■ PROBLEM TO WORK ON
Leave out the pictures and copy each record below exactly.

■ MATERIAL SUPPLIED
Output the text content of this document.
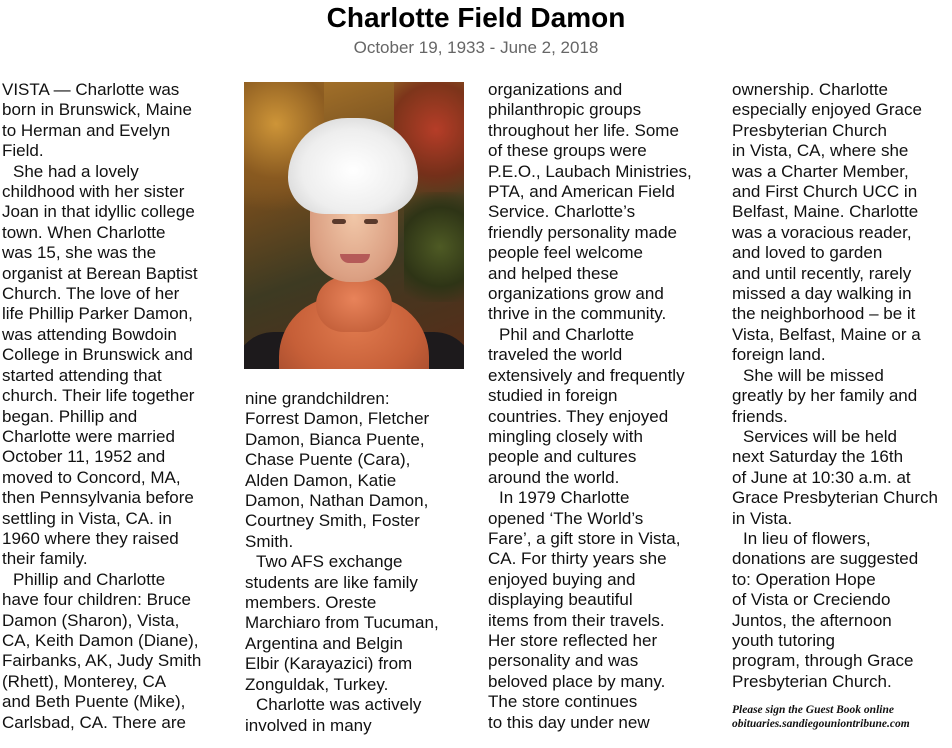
Charlotte Field Damon
October 19, 1933 - June 2, 2018

VISTA — Charlotte was

born in Brunswick, Maine

to Herman and Evelyn

Field.

She had a lovely

childhood with her sister

Joan in that idyllic college

town. When Charlotte

was 15, she was the

organist at Berean Baptist

Church. The love of her

life Phillip Parker Damon,

was attending Bowdoin

College in Brunswick and

started attending that

church. Their life together

began. Phillip and

Charlotte were married

October 11, 1952 and

moved to Concord, MA,

then Pennsylvania before

settling in Vista, CA. in

1960 where they raised

their family.

Phillip and Charlotte

have four children: Bruce

Damon (Sharon), Vista,

CA, Keith Damon (Diane),

Fairbanks, AK, Judy Smith

(Rhett), Monterey, CA

and Beth Puente (Mike),

Carlsbad, CA. There are

nine grandchildren:

Forrest Damon, Fletcher

Damon, Bianca Puente,

Chase Puente (Cara),

Alden Damon, Katie

Damon, Nathan Damon,

Courtney Smith, Foster

Smith.

Two AFS exchange

students are like family

members. Oreste

Marchiaro from Tucuman,

Argentina and Belgin

Elbir (Karayazici) from

Zonguldak, Turkey.

Charlotte was actively

involved in many

organizations and

philanthropic groups

throughout her life. Some

of these groups were

P.E.O., Laubach Ministries,

PTA, and American Field

Service. Charlotte’s

friendly personality made

people feel welcome

and helped these

organizations grow and

thrive in the community.

Phil and Charlotte

traveled the world

extensively and frequently

studied in foreign

countries. They enjoyed

mingling closely with

people and cultures

around the world.

In 1979 Charlotte

opened ‘The World’s

Fare’, a gift store in Vista,

CA. For thirty years she

enjoyed buying and

displaying beautiful

items from their travels.

Her store reflected her

personality and was

beloved place by many.

The store continues

to this day under new

ownership. Charlotte

especially enjoyed Grace

Presbyterian Church

in Vista, CA, where she

was a Charter Member,

and First Church UCC in

Belfast, Maine. Charlotte

was a voracious reader,

and loved to garden

and until recently, rarely

missed a day walking in

the neighborhood – be it

Vista, Belfast, Maine or a

foreign land.

She will be missed

greatly by her family and

friends.

Services will be held

next Saturday the 16th

of June at 10:30 a.m. at

Grace Presbyterian Church

in Vista.

In lieu of flowers,

donations are suggested

to: Operation Hope

of Vista or Creciendo

Juntos, the afternoon

youth tutoring

program, through Grace

Presbyterian Church.

Please sign the Guest Book online
obituaries.sandiegouniontribune.com
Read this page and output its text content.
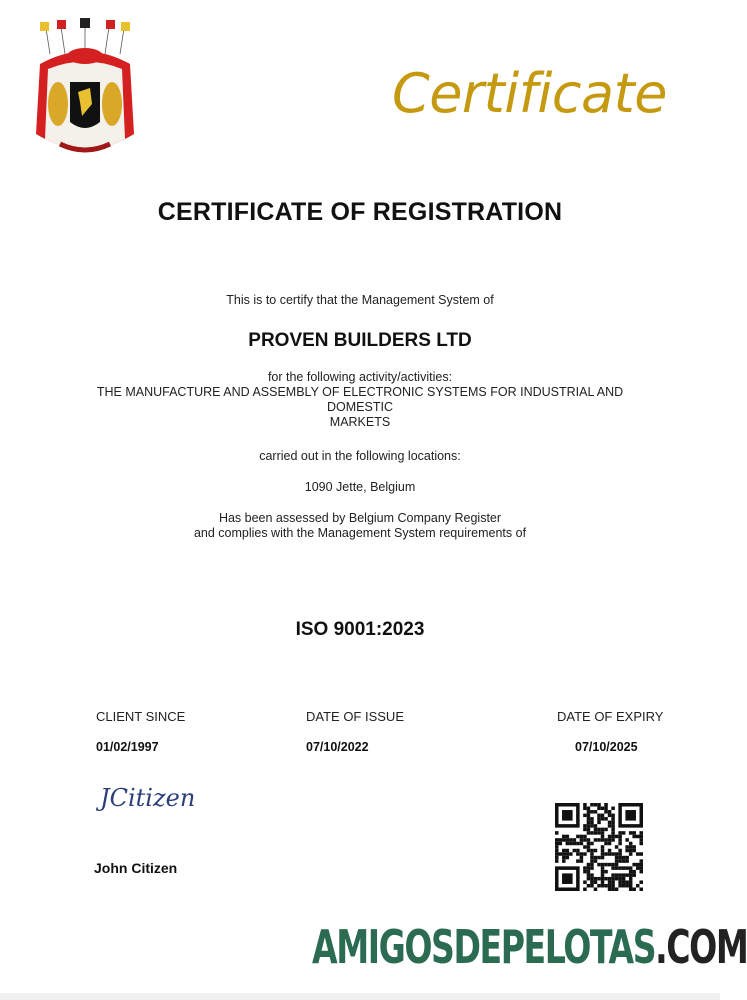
Certificate
CERTIFICATE OF REGISTRATION
This is to certify that the Management System of
PROVEN BUILDERS LTD
for the following activity/activities:
THE MANUFACTURE AND ASSEMBLY OF ELECTRONIC SYSTEMS FOR INDUSTRIAL AND
DOMESTIC
MARKETS
carried out in the following locations:
1090 Jette, Belgium
Has been assessed by Belgium Company Register
and complies with the Management System requirements of
ISO 9001:2023
CLIENT SINCE	DATE OF ISSUE	DATE OF EXPIRY
01/02/1997	07/10/2022	07/10/2025
JCitizen
John Citizen
AMIGOSDEPELOTAS.COM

■ FINISHED TASK
Output the text content of this document.
Charlotte Field Damon
October 19, 1933 - June 2, 2018

VISTA — Charlotte was

born in Brunswick, Maine

to Herman and Evelyn

Field.

She had a lovely

childhood with her sister

Joan in that idyllic college

town. When Charlotte

was 15, she was the

organist at Berean Baptist

Church. The love of her

life Phillip Parker Damon,

was attending Bowdoin

College in Brunswick and

started attending that

church. Their life together

began. Phillip and

Charlotte were married

October 11, 1952 and

moved to Concord, MA,

then Pennsylvania before

settling in Vista, CA. in

1960 where they raised

their family.

Phillip and Charlotte

have four children: Bruce

Damon (Sharon), Vista,

CA, Keith Damon (Diane),

Fairbanks, AK, Judy Smith

(Rhett), Monterey, CA

and Beth Puente (Mike),

Carlsbad, CA. There are

nine grandchildren:

Forrest Damon, Fletcher

Damon, Bianca Puente,

Chase Puente (Cara),

Alden Damon, Katie

Damon, Nathan Damon,

Courtney Smith, Foster

Smith.

Two AFS exchange

students are like family

members. Oreste

Marchiaro from Tucuman,

Argentina and Belgin

Elbir (Karayazici) from

Zonguldak, Turkey.

Charlotte was actively

involved in many

organizations and

philanthropic groups

throughout her life. Some

of these groups were

P.E.O., Laubach Ministries,

PTA, and American Field

Service. Charlotte’s

friendly personality made

people feel welcome

and helped these

organizations grow and

thrive in the community.

Phil and Charlotte

traveled the world

extensively and frequently

studied in foreign

countries. They enjoyed

mingling closely with

people and cultures

around the world.

In 1979 Charlotte

opened ‘The World’s

Fare’, a gift store in Vista,

CA. For thirty years she

enjoyed buying and

displaying beautiful

items from their travels.

Her store reflected her

personality and was

beloved place by many.

The store continues

to this day under new

ownership. Charlotte

especially enjoyed Grace

Presbyterian Church

in Vista, CA, where she

was a Charter Member,

and First Church UCC in

Belfast, Maine. Charlotte

was a voracious reader,

and loved to garden

and until recently, rarely

missed a day walking in

the neighborhood – be it

Vista, Belfast, Maine or a

foreign land.

She will be missed

greatly by her family and

friends.

Services will be held

next Saturday the 16th

of June at 10:30 a.m. at

Grace Presbyterian Church

in Vista.

In lieu of flowers,

donations are suggested

to: Operation Hope

of Vista or Creciendo

Juntos, the afternoon

youth tutoring

program, through Grace

Presbyterian Church.

Please sign the Guest Book online
obituaries.sandiegouniontribune.com
Read this page and output its text content.
Certificate
CERTIFICATE OF REGISTRATION
This is to certify that the Management System of
PROVEN BUILDERS LTD
for the following activity/activities:
THE MANUFACTURE AND ASSEMBLY OF ELECTRONIC SYSTEMS FOR INDUSTRIAL AND
DOMESTIC
MARKETS
carried out in the following locations:
1090 Jette, Belgium
Has been assessed by Belgium Company Register
and complies with the Management System requirements of
ISO 9001:2023
CLIENT SINCE	DATE OF ISSUE	DATE OF EXPIRY
01/02/1997	07/10/2022	07/10/2025
JCitizen
John Citizen
AMIGOSDEPELOTAS.COM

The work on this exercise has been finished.